The exercise: Repeat the listing in full, preserving every character.

(Collection entries)
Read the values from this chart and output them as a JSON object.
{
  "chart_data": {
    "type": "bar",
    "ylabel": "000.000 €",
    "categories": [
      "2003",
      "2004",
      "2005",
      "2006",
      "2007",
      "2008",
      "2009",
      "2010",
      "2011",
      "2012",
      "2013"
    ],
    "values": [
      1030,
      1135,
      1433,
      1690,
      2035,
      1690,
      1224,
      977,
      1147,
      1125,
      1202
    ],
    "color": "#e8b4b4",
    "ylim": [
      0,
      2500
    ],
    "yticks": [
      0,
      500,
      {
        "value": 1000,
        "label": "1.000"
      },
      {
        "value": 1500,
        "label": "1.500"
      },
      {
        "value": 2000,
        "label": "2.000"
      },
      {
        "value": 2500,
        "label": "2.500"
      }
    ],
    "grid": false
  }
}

In response:
Read the values from this chart and output them as a JSON object.
{
  "chart_data": {
    "type": "bar",
    "ylabel": "000.000 €",
    "categories": [
      "2003",
      "2004",
      "2005",
      "2006",
      "2007",
      "2008",
      "2009",
      "2010",
      "2011",
      "2012",
      "2013"
    ],
    "values": [
      1030,
      1135,
      1433,
      1690,
      2035,
      1690,
      1224,
      977,
      1147,
      1125,
      1202
    ],
    "color": "#e8b4b4",
    "ylim": [
      0,
      2500
    ],
    "yticks": [
      0,
      500,
      {
        "value": 1000,
        "label": "1.000"
      },
      {
        "value": 1500,
        "label": "1.500"
      },
      {
        "value": 2000,
        "label": "2.000"
      },
      {
        "value": 2500,
        "label": "2.500"
      }
    ],
    "grid": false
  }
}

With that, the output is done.